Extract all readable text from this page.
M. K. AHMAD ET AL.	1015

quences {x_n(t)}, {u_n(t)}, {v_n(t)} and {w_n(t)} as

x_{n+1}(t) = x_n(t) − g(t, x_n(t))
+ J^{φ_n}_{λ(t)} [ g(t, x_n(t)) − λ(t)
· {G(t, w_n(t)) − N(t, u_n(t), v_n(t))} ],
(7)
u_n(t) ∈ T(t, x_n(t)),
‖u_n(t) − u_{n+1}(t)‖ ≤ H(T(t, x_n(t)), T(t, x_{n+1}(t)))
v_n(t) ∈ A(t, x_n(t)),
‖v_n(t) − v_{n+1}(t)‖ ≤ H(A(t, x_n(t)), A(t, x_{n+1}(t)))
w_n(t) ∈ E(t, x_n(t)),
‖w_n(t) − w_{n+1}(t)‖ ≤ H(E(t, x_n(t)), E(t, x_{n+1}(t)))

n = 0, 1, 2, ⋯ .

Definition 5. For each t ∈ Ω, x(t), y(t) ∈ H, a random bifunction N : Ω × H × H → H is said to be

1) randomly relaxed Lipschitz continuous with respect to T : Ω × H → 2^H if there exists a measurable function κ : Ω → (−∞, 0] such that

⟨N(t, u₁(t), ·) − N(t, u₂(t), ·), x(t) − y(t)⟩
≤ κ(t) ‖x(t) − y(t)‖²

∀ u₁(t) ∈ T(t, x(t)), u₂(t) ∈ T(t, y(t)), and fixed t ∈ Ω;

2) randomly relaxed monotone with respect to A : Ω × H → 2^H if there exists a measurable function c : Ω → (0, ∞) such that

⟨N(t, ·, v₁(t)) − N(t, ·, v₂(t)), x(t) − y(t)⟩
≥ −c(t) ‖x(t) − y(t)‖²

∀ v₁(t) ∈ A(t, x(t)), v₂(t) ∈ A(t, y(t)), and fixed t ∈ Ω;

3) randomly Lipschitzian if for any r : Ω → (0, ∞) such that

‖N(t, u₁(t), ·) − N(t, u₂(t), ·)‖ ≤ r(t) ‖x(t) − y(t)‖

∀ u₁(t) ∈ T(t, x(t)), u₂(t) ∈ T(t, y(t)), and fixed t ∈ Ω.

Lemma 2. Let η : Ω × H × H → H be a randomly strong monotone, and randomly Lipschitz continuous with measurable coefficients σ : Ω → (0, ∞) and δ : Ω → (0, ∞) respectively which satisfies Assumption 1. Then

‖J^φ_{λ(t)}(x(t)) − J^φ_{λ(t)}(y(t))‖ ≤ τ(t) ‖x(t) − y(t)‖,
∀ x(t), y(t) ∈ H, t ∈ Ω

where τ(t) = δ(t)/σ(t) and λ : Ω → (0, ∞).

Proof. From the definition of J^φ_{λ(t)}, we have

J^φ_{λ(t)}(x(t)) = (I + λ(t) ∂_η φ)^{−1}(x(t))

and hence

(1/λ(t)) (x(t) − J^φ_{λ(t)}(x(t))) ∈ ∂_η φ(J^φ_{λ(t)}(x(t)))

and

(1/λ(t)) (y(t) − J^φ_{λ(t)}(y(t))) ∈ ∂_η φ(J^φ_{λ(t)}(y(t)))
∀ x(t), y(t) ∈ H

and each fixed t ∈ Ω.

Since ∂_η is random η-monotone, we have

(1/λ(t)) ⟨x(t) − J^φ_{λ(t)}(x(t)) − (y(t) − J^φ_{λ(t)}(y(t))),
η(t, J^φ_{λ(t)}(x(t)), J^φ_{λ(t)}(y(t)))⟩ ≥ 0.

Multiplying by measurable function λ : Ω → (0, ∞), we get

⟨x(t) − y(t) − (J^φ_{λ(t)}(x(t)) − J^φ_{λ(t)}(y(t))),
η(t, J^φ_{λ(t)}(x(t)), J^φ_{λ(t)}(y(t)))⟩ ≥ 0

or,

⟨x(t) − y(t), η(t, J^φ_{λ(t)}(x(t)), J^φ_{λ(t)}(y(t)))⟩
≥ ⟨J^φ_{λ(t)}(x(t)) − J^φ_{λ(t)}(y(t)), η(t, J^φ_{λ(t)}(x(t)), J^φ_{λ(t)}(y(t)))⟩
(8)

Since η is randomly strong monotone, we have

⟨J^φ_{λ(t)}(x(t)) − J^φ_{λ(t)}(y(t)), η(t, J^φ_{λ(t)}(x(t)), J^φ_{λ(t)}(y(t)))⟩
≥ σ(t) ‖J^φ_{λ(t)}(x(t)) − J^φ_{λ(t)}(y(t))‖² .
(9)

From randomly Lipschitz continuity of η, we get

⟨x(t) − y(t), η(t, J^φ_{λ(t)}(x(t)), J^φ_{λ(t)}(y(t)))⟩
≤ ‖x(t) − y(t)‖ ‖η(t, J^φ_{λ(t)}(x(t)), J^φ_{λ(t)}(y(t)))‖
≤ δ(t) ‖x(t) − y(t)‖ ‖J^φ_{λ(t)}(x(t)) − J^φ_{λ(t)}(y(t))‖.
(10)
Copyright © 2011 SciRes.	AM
____
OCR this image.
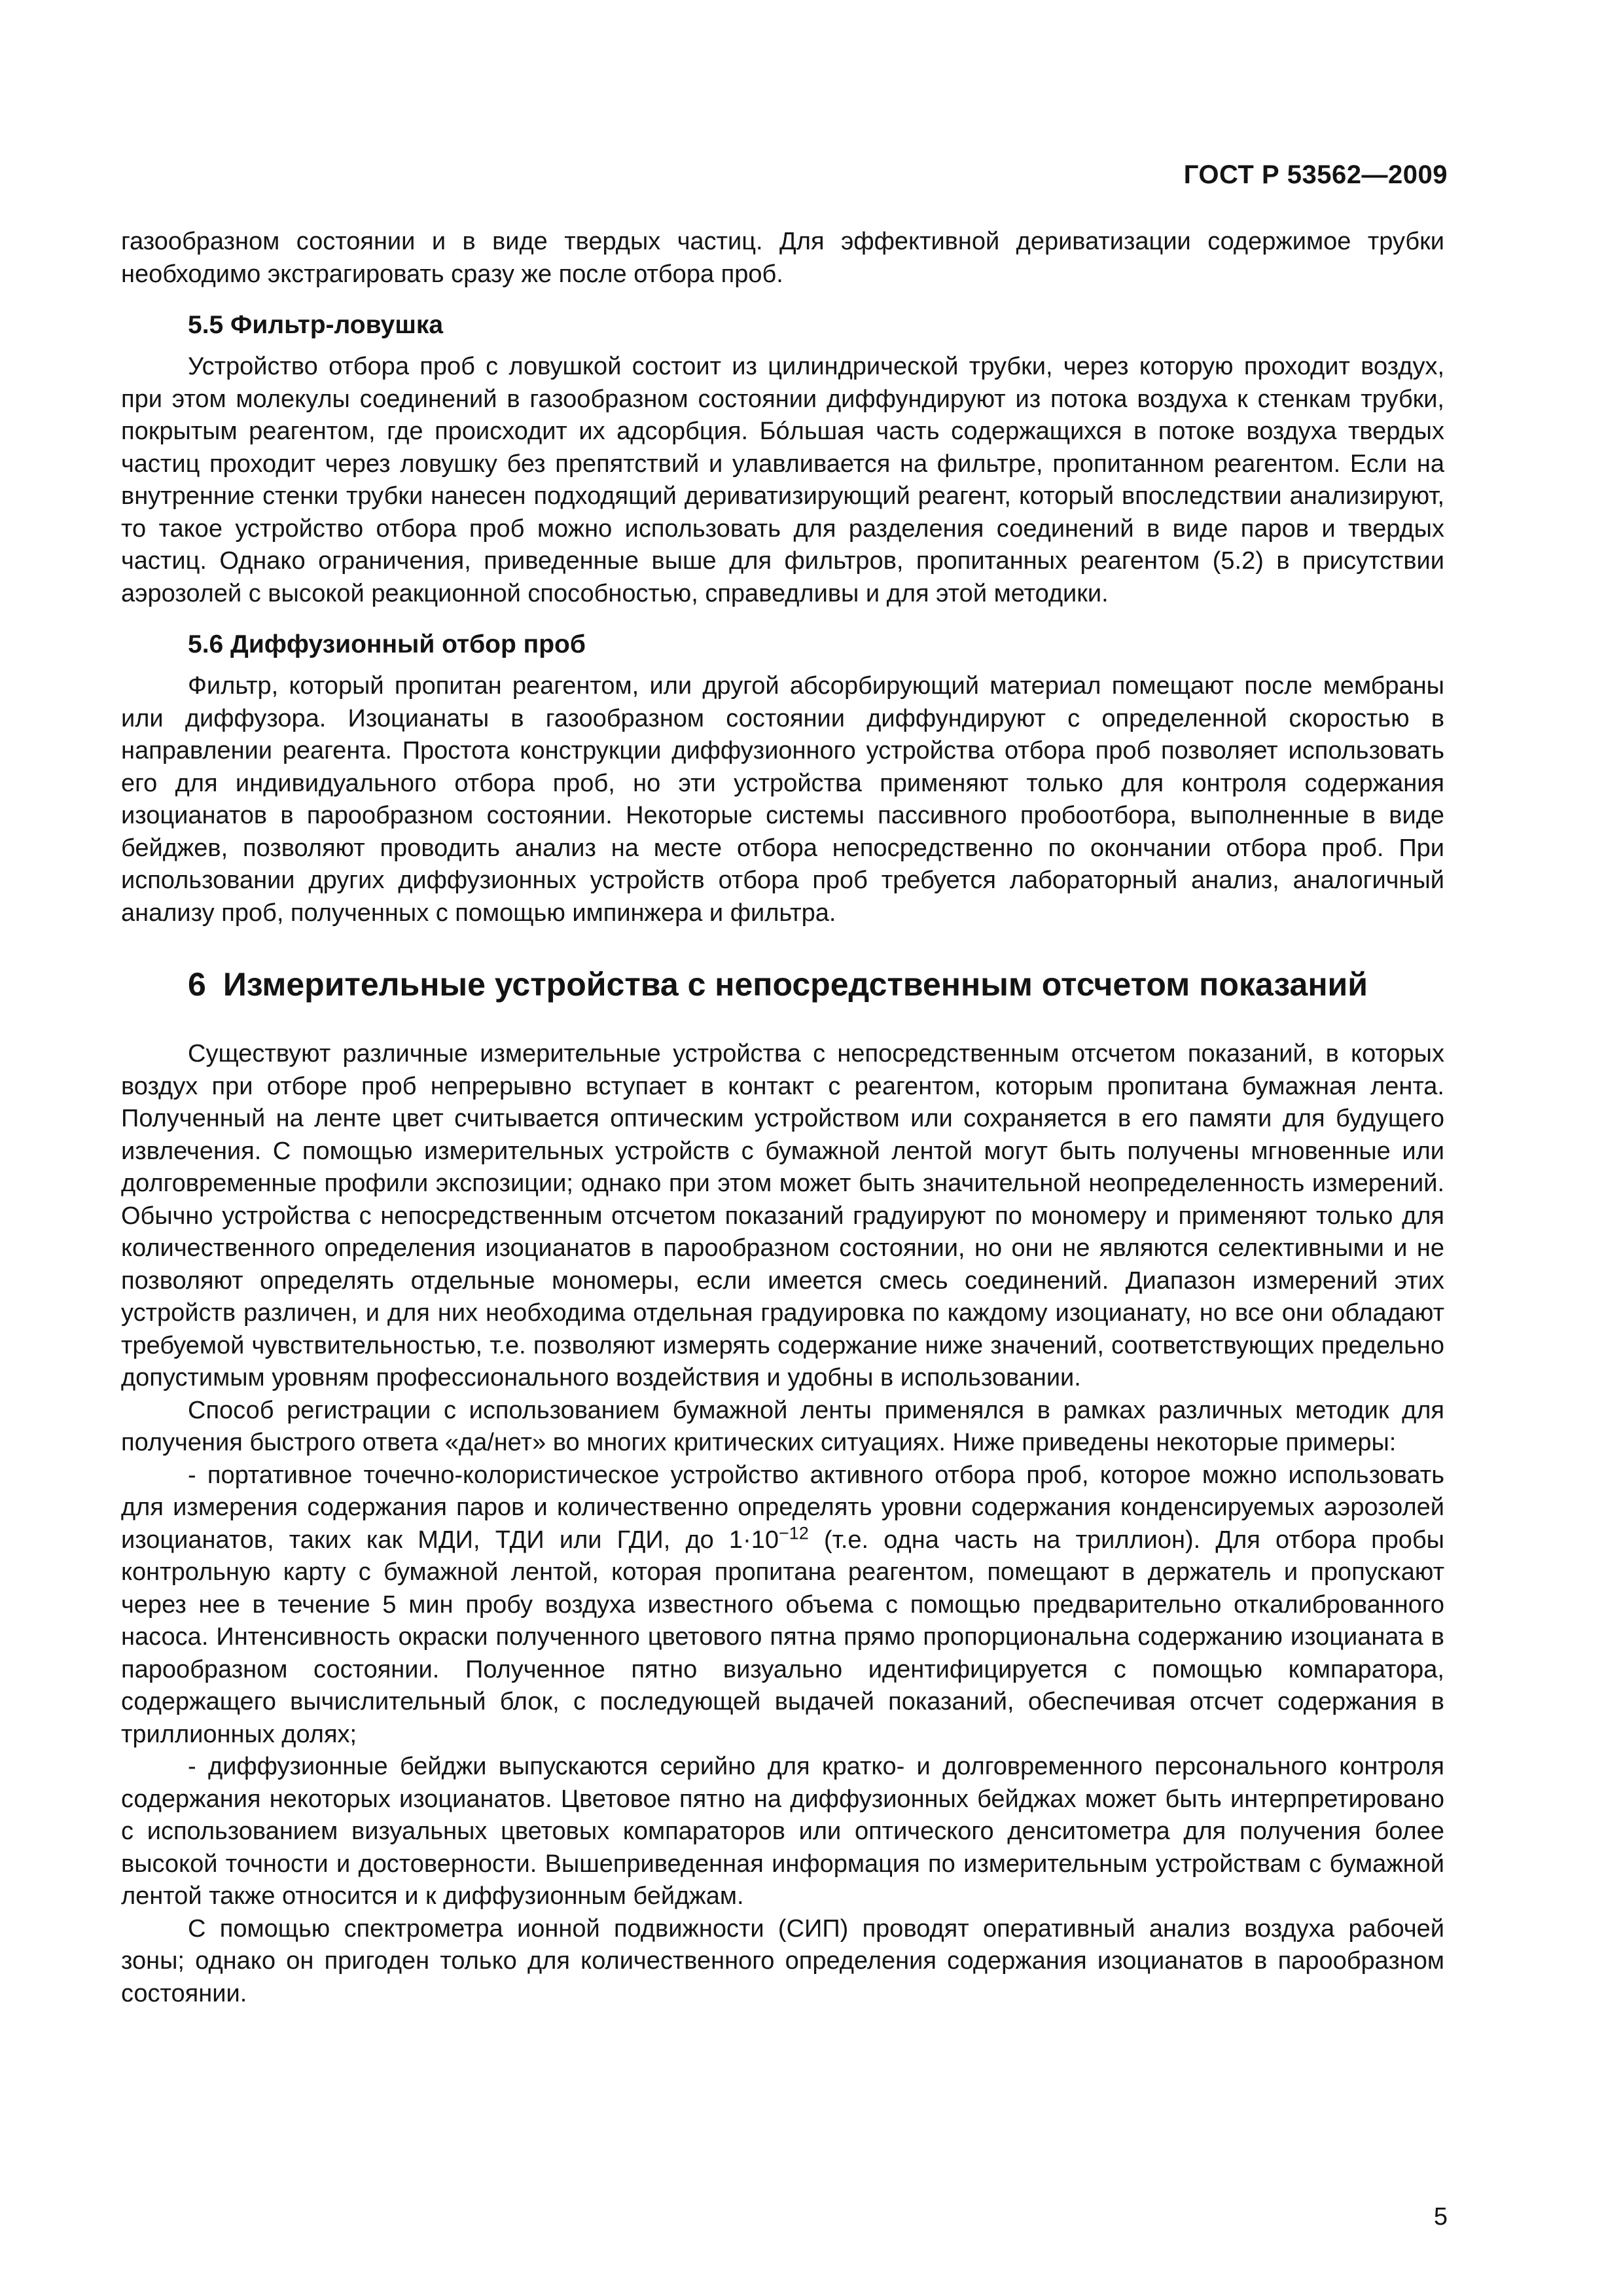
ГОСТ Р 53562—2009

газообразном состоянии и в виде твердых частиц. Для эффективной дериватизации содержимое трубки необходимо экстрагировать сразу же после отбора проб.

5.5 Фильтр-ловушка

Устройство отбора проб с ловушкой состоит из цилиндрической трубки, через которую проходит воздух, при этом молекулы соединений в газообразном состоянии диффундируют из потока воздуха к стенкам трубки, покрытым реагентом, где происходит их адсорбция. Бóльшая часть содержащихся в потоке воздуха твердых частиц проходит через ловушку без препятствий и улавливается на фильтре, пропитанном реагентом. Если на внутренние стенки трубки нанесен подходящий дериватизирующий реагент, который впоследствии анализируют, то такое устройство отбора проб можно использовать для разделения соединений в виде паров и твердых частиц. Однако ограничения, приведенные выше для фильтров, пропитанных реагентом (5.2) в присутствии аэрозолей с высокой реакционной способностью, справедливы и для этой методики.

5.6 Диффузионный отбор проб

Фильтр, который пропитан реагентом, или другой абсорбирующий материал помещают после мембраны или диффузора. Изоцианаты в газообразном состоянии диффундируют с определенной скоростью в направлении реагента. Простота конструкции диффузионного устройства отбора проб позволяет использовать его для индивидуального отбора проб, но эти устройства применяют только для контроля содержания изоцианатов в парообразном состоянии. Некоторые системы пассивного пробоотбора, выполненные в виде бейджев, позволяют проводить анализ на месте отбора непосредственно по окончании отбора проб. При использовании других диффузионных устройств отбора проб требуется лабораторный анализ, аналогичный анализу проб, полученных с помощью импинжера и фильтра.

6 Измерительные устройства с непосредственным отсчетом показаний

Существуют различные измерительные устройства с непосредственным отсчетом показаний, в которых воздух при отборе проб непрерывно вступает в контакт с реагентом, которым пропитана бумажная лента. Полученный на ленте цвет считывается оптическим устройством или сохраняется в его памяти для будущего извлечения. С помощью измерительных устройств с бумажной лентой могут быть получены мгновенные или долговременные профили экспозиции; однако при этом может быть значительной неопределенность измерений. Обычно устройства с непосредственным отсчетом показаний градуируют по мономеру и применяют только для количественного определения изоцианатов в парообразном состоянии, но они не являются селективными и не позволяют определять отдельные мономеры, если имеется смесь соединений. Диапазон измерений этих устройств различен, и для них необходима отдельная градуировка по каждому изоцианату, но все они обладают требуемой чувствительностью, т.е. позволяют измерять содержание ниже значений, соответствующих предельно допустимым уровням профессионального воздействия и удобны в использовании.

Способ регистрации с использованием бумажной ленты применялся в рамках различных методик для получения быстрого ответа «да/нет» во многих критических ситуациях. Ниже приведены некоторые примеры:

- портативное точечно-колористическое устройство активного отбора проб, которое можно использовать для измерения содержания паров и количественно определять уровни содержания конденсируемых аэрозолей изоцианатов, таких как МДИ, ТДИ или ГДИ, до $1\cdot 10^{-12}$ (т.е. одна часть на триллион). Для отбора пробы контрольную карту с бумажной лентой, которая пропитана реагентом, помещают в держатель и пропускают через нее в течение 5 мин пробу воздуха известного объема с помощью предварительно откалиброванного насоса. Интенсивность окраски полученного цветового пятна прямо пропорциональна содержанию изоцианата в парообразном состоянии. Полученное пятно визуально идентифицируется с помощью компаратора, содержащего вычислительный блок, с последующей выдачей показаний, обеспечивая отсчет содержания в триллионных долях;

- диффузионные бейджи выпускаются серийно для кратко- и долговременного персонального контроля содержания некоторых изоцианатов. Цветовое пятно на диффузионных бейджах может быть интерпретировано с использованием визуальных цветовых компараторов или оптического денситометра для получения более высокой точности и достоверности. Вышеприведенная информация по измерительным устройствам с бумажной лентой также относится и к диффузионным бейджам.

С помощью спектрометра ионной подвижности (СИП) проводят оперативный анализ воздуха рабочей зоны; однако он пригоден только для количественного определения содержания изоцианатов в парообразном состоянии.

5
____
> Work required: From the entries above, pull out each line that includes "randomly".

> Answer to the problem:
1) randomly relaxed Lipschitz continuous with respect to T : Ω × H → 2^H if there exists a measurable function κ : Ω → (−∞, 0] such that
2) randomly relaxed monotone with respect to A : Ω × H → 2^H if there exists a measurable function c : Ω → (0, ∞) such that
3) randomly Lipschitzian if for any r : Ω → (0, ∞) such that
Lemma 2. Let η : Ω × H × H → H be a randomly strong monotone, and randomly Lipschitz continuous with measurable coefficients σ : Ω → (0, ∞) and δ : Ω → (0, ∞) respectively which satisfies Assumption 1. Then
Since η is randomly strong monotone, we have
From randomly Lipschitz continuity of η, we get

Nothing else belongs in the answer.